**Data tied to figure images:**
* * * * * * * * *
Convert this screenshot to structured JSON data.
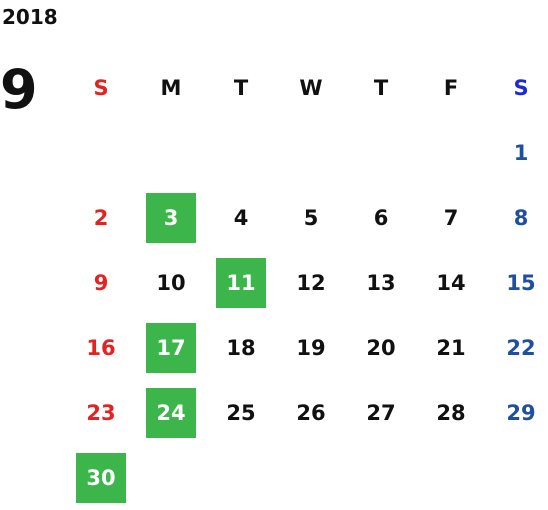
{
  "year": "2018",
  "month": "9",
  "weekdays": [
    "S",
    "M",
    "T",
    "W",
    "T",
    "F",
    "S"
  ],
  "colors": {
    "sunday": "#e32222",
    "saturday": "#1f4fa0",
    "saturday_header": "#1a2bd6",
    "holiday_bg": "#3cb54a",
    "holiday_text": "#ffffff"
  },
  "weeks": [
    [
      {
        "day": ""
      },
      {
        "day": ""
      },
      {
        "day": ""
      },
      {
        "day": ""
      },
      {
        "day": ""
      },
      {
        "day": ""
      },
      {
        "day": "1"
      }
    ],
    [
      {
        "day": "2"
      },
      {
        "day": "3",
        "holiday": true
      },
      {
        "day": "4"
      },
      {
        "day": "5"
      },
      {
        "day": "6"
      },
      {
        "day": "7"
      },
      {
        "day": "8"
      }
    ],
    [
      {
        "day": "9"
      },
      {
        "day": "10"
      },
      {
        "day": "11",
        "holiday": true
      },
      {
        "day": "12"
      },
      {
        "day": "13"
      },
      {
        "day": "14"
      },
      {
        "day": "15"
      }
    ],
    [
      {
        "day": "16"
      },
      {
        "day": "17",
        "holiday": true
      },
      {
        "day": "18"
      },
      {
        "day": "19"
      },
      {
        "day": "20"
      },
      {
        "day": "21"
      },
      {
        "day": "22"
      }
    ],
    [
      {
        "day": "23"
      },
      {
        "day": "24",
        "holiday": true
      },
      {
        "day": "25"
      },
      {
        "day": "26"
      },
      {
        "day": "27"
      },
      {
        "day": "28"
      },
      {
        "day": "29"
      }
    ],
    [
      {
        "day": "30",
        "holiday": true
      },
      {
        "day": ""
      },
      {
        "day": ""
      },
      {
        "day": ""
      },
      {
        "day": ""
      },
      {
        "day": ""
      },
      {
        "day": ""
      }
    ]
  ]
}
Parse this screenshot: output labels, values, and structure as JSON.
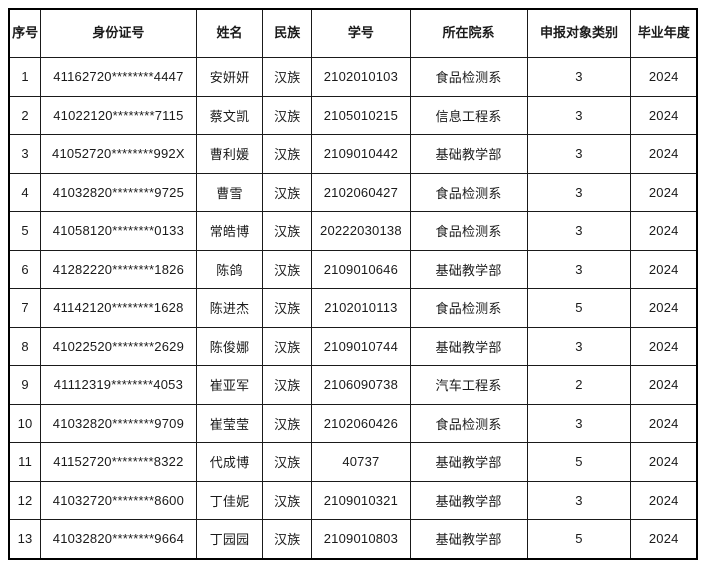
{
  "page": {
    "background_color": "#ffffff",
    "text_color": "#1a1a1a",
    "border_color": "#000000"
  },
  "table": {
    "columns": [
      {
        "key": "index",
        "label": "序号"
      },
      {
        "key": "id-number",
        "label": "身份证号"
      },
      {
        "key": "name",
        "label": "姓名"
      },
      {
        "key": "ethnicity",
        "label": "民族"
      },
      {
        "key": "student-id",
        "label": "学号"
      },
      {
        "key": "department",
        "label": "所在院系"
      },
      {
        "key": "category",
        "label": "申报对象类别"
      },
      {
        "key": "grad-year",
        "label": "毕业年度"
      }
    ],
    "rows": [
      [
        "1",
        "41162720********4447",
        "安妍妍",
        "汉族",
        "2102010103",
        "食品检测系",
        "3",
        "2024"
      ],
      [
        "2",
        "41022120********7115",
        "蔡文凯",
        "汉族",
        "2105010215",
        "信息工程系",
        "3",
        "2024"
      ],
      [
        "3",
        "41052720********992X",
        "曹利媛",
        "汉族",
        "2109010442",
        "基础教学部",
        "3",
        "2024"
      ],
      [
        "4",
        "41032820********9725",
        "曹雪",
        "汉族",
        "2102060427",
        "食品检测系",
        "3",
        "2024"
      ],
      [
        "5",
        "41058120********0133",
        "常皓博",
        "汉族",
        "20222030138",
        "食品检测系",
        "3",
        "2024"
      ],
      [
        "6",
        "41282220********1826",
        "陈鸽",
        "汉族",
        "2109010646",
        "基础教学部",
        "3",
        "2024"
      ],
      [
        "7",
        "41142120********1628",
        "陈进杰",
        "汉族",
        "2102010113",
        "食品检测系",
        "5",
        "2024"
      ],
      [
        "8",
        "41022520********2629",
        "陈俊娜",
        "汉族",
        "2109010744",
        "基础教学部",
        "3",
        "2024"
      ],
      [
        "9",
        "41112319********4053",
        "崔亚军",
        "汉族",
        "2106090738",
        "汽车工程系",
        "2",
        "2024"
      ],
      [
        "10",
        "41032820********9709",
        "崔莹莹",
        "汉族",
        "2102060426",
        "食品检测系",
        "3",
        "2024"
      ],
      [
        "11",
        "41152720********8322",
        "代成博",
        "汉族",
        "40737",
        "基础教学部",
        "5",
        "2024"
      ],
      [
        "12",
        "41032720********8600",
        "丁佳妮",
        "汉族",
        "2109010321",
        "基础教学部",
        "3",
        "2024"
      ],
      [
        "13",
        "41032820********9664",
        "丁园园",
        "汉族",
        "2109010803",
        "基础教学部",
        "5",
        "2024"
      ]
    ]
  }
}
* * * * * * * * *
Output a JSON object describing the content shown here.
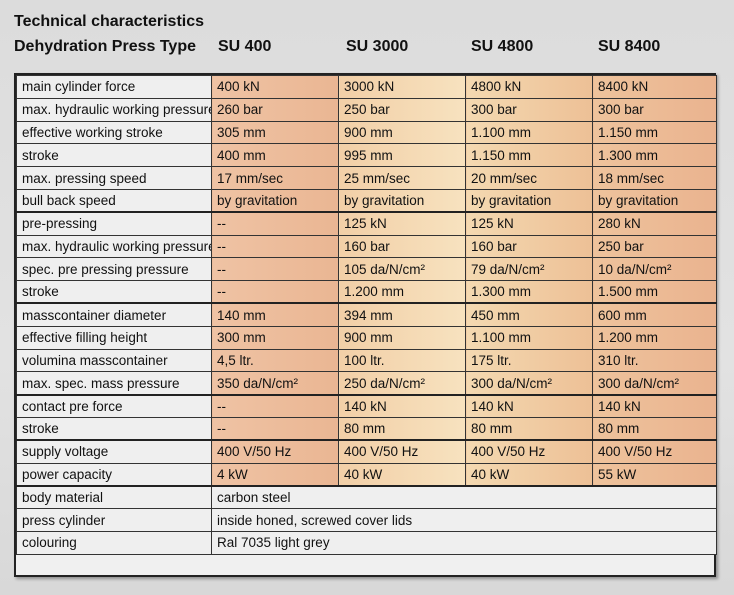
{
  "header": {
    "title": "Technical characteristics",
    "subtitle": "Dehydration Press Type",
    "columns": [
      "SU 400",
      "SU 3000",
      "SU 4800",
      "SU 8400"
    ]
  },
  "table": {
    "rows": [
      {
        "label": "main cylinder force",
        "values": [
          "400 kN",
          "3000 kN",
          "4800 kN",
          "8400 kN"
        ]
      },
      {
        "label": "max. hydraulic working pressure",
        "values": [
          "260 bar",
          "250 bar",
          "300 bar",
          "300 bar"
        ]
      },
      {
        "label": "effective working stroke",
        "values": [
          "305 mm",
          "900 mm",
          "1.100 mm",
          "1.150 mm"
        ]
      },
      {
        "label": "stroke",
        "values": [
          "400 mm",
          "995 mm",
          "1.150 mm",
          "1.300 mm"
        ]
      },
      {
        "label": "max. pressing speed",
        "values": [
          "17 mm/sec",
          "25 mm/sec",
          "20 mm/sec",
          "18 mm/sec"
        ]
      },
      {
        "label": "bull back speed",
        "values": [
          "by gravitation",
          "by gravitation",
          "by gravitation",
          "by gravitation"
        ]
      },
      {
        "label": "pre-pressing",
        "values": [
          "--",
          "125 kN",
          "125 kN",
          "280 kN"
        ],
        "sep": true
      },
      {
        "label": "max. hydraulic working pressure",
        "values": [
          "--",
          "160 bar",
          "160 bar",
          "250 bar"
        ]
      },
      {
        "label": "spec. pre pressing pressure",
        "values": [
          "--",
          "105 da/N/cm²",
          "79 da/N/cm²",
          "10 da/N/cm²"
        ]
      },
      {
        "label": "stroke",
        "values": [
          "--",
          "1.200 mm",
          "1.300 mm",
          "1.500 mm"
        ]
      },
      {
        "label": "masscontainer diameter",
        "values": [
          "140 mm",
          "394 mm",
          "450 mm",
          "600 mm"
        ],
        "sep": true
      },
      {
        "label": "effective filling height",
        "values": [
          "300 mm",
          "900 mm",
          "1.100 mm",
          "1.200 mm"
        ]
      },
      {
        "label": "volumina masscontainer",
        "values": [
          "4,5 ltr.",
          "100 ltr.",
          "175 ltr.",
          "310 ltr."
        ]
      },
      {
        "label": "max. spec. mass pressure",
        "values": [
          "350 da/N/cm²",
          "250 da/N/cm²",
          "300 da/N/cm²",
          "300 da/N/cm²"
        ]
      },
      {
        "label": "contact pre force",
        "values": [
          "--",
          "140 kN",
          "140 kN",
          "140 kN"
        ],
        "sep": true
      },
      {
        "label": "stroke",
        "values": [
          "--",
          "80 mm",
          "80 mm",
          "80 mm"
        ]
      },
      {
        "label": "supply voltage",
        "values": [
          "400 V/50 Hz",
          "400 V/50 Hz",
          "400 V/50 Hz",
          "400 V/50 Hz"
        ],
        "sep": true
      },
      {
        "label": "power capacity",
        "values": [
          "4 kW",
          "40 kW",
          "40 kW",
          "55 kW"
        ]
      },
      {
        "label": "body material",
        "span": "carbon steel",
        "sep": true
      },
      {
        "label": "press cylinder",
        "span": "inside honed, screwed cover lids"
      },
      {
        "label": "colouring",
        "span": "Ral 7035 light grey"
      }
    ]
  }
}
* * * * * * * * *
**Your objective:**
Each line containing "speed" counts once; state the total number of such lines and nothing else.

**Output for this exercise:**
2